## BEGIN Material shown
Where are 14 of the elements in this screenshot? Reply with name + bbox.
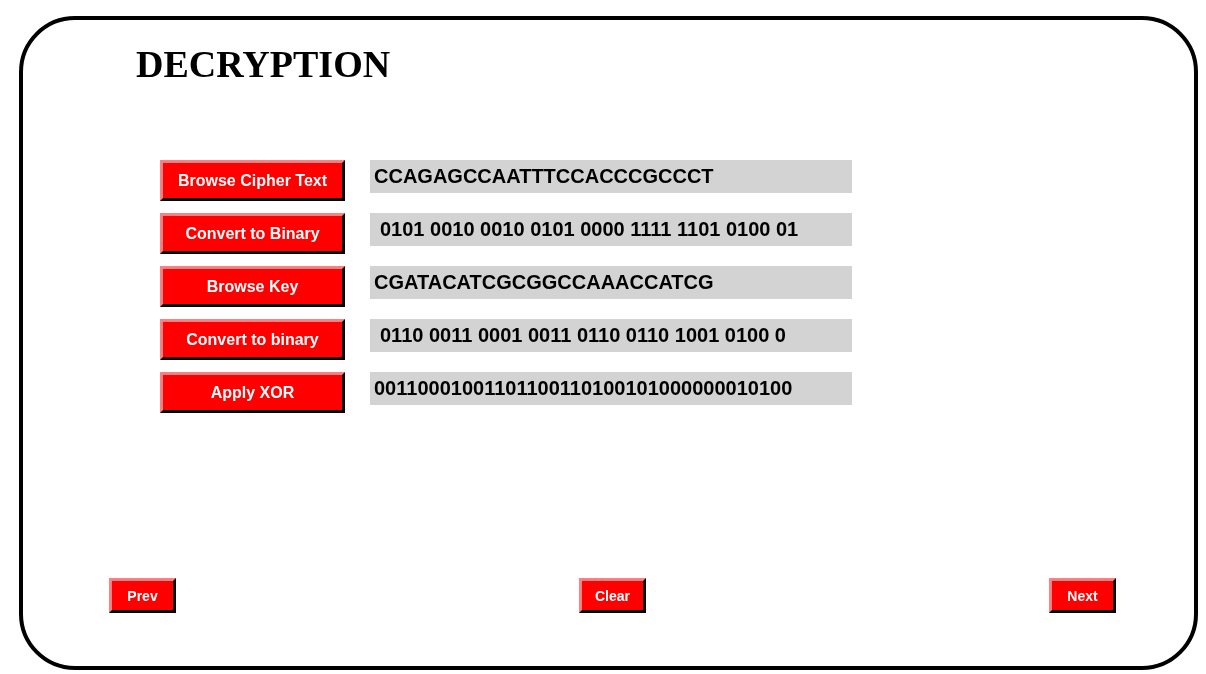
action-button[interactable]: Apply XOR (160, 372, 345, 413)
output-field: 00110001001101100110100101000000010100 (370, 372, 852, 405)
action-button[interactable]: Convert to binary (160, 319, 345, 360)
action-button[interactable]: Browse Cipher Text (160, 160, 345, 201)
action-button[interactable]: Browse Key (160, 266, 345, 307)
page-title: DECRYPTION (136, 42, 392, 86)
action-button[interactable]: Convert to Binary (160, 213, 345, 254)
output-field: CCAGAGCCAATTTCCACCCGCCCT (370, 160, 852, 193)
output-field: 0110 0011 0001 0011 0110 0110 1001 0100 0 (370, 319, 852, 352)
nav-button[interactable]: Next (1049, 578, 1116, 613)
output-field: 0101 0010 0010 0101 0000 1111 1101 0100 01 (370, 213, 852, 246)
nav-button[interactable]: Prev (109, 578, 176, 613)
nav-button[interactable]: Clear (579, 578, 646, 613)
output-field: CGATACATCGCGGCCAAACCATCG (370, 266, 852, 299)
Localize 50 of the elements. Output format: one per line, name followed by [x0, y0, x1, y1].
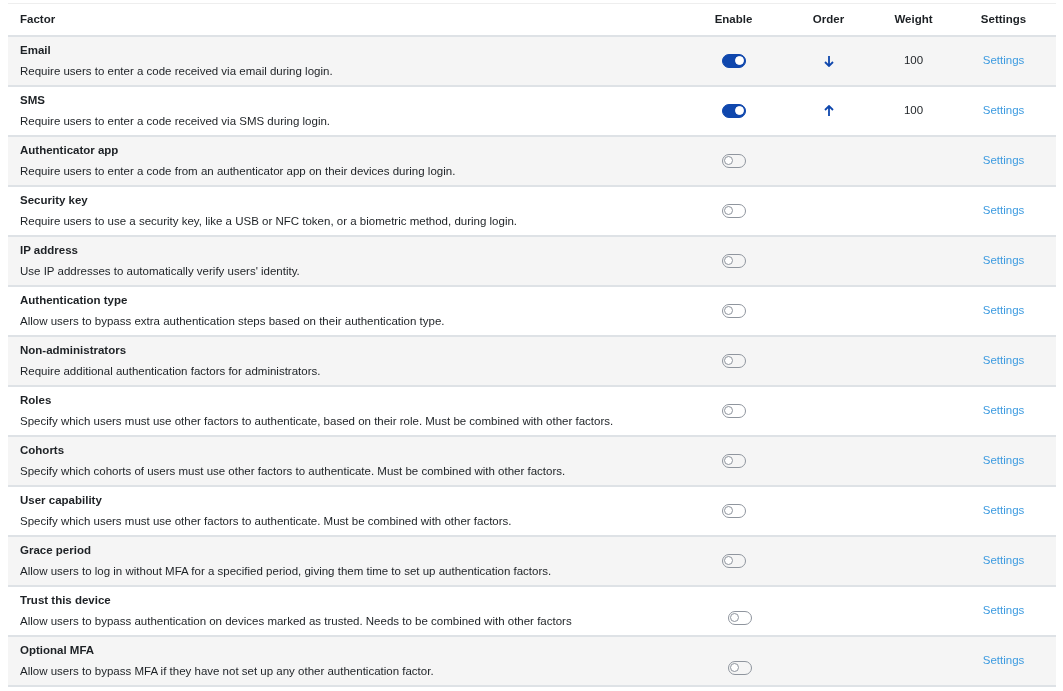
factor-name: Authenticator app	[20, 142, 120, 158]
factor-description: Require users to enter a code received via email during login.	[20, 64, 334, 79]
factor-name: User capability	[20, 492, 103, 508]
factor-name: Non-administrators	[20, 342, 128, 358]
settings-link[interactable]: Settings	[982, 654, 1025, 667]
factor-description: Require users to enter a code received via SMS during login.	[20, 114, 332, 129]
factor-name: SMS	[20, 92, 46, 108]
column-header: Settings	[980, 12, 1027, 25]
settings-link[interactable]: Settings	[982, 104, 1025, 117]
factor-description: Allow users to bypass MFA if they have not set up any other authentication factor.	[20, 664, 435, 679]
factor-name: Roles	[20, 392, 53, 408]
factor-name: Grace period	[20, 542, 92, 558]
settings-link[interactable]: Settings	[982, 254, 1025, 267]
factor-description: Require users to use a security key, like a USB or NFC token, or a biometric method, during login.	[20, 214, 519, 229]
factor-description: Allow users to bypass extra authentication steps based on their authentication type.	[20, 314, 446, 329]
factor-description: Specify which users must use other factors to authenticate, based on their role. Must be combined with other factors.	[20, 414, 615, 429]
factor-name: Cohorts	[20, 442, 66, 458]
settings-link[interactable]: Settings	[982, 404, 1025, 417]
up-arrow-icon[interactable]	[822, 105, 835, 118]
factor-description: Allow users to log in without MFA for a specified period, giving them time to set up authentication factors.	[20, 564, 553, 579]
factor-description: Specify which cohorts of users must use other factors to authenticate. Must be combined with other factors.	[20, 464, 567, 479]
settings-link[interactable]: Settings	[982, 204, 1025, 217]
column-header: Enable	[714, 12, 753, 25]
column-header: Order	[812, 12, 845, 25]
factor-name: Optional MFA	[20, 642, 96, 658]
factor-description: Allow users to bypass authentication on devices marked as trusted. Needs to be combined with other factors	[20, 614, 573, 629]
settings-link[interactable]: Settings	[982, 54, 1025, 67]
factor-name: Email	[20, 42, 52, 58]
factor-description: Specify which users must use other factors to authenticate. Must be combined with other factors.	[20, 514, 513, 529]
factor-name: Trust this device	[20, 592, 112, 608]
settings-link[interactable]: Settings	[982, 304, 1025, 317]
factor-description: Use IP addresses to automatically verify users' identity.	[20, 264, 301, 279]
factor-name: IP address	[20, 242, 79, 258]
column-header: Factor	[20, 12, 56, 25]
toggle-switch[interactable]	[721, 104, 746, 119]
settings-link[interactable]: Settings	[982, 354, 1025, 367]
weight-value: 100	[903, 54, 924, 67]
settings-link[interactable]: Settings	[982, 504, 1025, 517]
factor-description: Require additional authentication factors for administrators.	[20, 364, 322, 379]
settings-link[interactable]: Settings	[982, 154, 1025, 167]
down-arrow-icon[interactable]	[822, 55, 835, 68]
## END Material shown
*Exercise objective*. Rewrite the records above, replacing every "factor-description" with "factor-summary" and keeping everything else unchanged. Leave the pictures out of your answer.

*Task solution*.
Where are 14 of the elements in this screenshot? Reply with name + bbox.
action-button[interactable]: Apply XOR (160, 372, 345, 413)
output-field: 00110001001101100110100101000000010100 (370, 372, 852, 405)
action-button[interactable]: Convert to binary (160, 319, 345, 360)
action-button[interactable]: Browse Cipher Text (160, 160, 345, 201)
action-button[interactable]: Browse Key (160, 266, 345, 307)
page-title: DECRYPTION (136, 42, 392, 86)
action-button[interactable]: Convert to Binary (160, 213, 345, 254)
output-field: CCAGAGCCAATTTCCACCCGCCCT (370, 160, 852, 193)
output-field: 0110 0011 0001 0011 0110 0110 1001 0100 0 (370, 319, 852, 352)
nav-button[interactable]: Next (1049, 578, 1116, 613)
output-field: 0101 0010 0010 0101 0000 1111 1101 0100 01 (370, 213, 852, 246)
nav-button[interactable]: Prev (109, 578, 176, 613)
nav-button[interactable]: Clear (579, 578, 646, 613)
output-field: CGATACATCGCGGCCAAACCATCG (370, 266, 852, 299)
Localize 50 of the elements. Output format: one per line, name followed by [x0, y0, x1, y1].
factor-name: Authenticator app	[20, 142, 120, 158]
factor-summary: Require users to enter a code received via email during login.	[20, 64, 334, 79]
factor-name: User capability	[20, 492, 103, 508]
factor-name: Non-administrators	[20, 342, 128, 358]
settings-link[interactable]: Settings	[982, 654, 1025, 667]
factor-summary: Require users to enter a code received via SMS during login.	[20, 114, 332, 129]
factor-name: SMS	[20, 92, 46, 108]
column-header: Settings	[980, 12, 1027, 25]
settings-link[interactable]: Settings	[982, 104, 1025, 117]
factor-summary: Allow users to bypass MFA if they have not set up any other authentication factor.	[20, 664, 435, 679]
factor-name: Roles	[20, 392, 53, 408]
factor-name: Grace period	[20, 542, 92, 558]
settings-link[interactable]: Settings	[982, 254, 1025, 267]
factor-summary: Require users to use a security key, like a USB or NFC token, or a biometric method, during login.	[20, 214, 519, 229]
factor-summary: Allow users to bypass extra authentication steps based on their authentication type.	[20, 314, 446, 329]
factor-summary: Specify which users must use other factors to authenticate, based on their role. Must be combined with other factors.	[20, 414, 615, 429]
factor-name: Cohorts	[20, 442, 66, 458]
settings-link[interactable]: Settings	[982, 404, 1025, 417]
up-arrow-icon[interactable]	[822, 105, 835, 118]
factor-summary: Allow users to log in without MFA for a specified period, giving them time to set up authentication factors.	[20, 564, 553, 579]
factor-summary: Specify which cohorts of users must use other factors to authenticate. Must be combined with other factors.	[20, 464, 567, 479]
settings-link[interactable]: Settings	[982, 204, 1025, 217]
column-header: Enable	[714, 12, 753, 25]
column-header: Order	[812, 12, 845, 25]
factor-name: Optional MFA	[20, 642, 96, 658]
factor-summary: Allow users to bypass authentication on devices marked as trusted. Needs to be combined with other factors	[20, 614, 573, 629]
settings-link[interactable]: Settings	[982, 54, 1025, 67]
factor-name: Email	[20, 42, 52, 58]
factor-summary: Specify which users must use other factors to authenticate. Must be combined with other factors.	[20, 514, 513, 529]
factor-name: Trust this device	[20, 592, 112, 608]
settings-link[interactable]: Settings	[982, 304, 1025, 317]
factor-summary: Use IP addresses to automatically verify users' identity.	[20, 264, 301, 279]
factor-name: IP address	[20, 242, 79, 258]
column-header: Factor	[20, 12, 56, 25]
toggle-switch[interactable]	[721, 104, 746, 119]
settings-link[interactable]: Settings	[982, 354, 1025, 367]
weight-value: 100	[903, 54, 924, 67]
settings-link[interactable]: Settings	[982, 504, 1025, 517]
factor-summary: Require additional authentication factors for administrators.	[20, 364, 322, 379]
settings-link[interactable]: Settings	[982, 154, 1025, 167]
down-arrow-icon[interactable]	[822, 55, 835, 68]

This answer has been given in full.